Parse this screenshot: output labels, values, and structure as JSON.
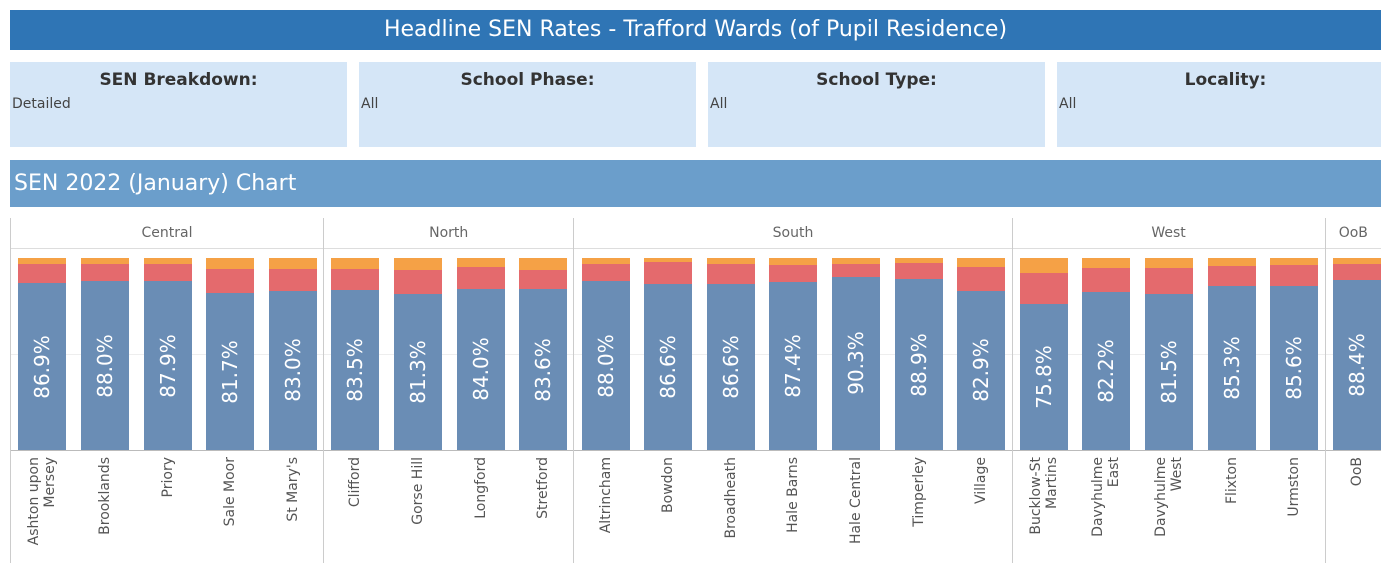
{
  "header": {
    "title": "Headline SEN Rates - Trafford Wards (of Pupil Residence)"
  },
  "filters": [
    {
      "label": "SEN Breakdown:",
      "value": "Detailed"
    },
    {
      "label": "School Phase:",
      "value": "All"
    },
    {
      "label": "School Type:",
      "value": "All"
    },
    {
      "label": "Locality:",
      "value": "All"
    }
  ],
  "chart_data": {
    "type": "stacked_bar",
    "title": "SEN 2022 (January) Chart",
    "ylim": [
      0,
      100
    ],
    "ygrid": [
      50
    ],
    "panels": [
      {
        "name": "Central",
        "categories": [
          "Ashton upon Mersey",
          "Brooklands",
          "Priory",
          "Sale Moor",
          "St Mary's"
        ]
      },
      {
        "name": "North",
        "categories": [
          "Clifford",
          "Gorse Hill",
          "Longford",
          "Stretford"
        ]
      },
      {
        "name": "South",
        "categories": [
          "Altrincham",
          "Bowdon",
          "Broadheath",
          "Hale Barns",
          "Hale Central",
          "Timperley",
          "Village"
        ]
      },
      {
        "name": "West",
        "categories": [
          "Bucklow-St Martins",
          "Davyhulme East",
          "Davyhulme West",
          "Flixton",
          "Urmston"
        ]
      },
      {
        "name": "OoB",
        "categories": [
          "OoB"
        ]
      }
    ],
    "series": [
      {
        "color": "#6a8db5",
        "values": [
          86.9,
          88.0,
          87.9,
          81.7,
          83.0,
          83.5,
          81.3,
          84.0,
          83.6,
          88.0,
          86.6,
          86.6,
          87.4,
          90.3,
          88.9,
          82.9,
          75.8,
          82.2,
          81.5,
          85.3,
          85.6,
          88.4
        ],
        "value_labels": [
          "86.9%",
          "88.0%",
          "87.9%",
          "81.7%",
          "83.0%",
          "83.5%",
          "81.3%",
          "84.0%",
          "83.6%",
          "88.0%",
          "86.6%",
          "86.6%",
          "87.4%",
          "90.3%",
          "88.9%",
          "82.9%",
          "75.8%",
          "82.2%",
          "81.5%",
          "85.3%",
          "85.6%",
          "88.4%"
        ]
      },
      {
        "color": "#e46a6d",
        "values": [
          10.1,
          9.0,
          9.1,
          12.8,
          11.5,
          11.0,
          12.7,
          11.5,
          10.4,
          9.0,
          11.4,
          10.4,
          9.1,
          6.7,
          8.6,
          12.6,
          16.2,
          12.8,
          13.5,
          10.7,
          10.9,
          8.6
        ]
      },
      {
        "color": "#f5a146",
        "values": [
          3.0,
          3.0,
          3.0,
          5.5,
          5.5,
          5.5,
          6.0,
          4.5,
          6.0,
          3.0,
          2.0,
          3.0,
          3.5,
          3.0,
          2.5,
          4.5,
          8.0,
          5.0,
          5.0,
          4.0,
          3.5,
          3.0
        ]
      }
    ]
  }
}
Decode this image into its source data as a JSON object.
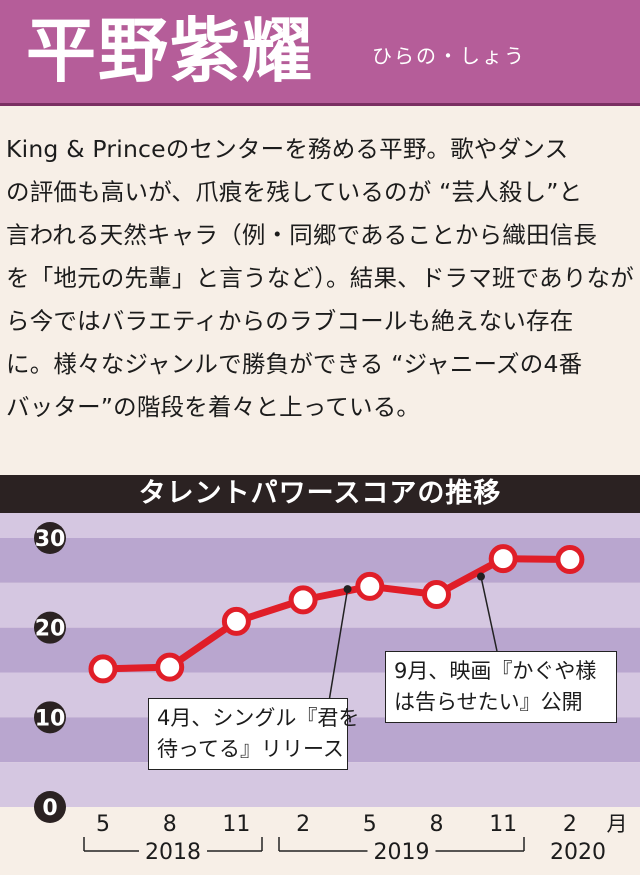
{
  "header": {
    "name": "平野紫耀",
    "reading": "ひらの・しょう"
  },
  "bio": {
    "lines": [
      "King & Princeのセンターを務める平野。歌やダンス",
      "の評価も高いが、爪痕を残しているのが “芸人殺し”と",
      "言われる天然キャラ（例・同郷であることから織田信長",
      "を「地元の先輩」と言うなど）。結果、ドラマ班でありなが",
      "ら今ではバラエティからのラブコールも絶えない存在",
      "に。様々なジャンルで勝負ができる “ジャニーズの4番",
      "バッター”の階段を着々と上っている。"
    ]
  },
  "chart_data": {
    "type": "line",
    "title": "タレントパワースコアの推移",
    "x": [
      "2018-5",
      "2018-8",
      "2018-11",
      "2019-2",
      "2019-5",
      "2019-8",
      "2019-11",
      "2020-2"
    ],
    "tick_labels": [
      "5",
      "8",
      "11",
      "2",
      "5",
      "8",
      "11",
      "2"
    ],
    "x_unit": "月",
    "year_labels": [
      "2018",
      "2019",
      "2020"
    ],
    "series": [
      {
        "values": [
          15.4,
          15.6,
          20.7,
          23.1,
          24.6,
          23.7,
          27.7,
          27.6
        ]
      }
    ],
    "ylim": [
      0,
      30
    ],
    "y_ticks": [
      0,
      10,
      20,
      30
    ],
    "annotations": [
      {
        "lines": [
          "4月、シングル『君を",
          "待ってる』リリース"
        ],
        "x": "2019-4",
        "y": 24.3
      },
      {
        "lines": [
          "9月、映画『かぐや様",
          "は告らせたい』公開"
        ],
        "x": "2019-10",
        "y": 25.7
      }
    ],
    "colors": {
      "line": "#e01e28",
      "band_dark": "#b9a6cf",
      "band_light": "#d5c7e1"
    }
  }
}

----------

> **Written exercise**:
Check each line of the records above for the string "name", and report every line that has it.

> **Expected answer**:
        "name": "Central",
        "name": "North",
        "name": "South",
        "name": "West",
        "name": "OoB",
    "name": "平野紫耀",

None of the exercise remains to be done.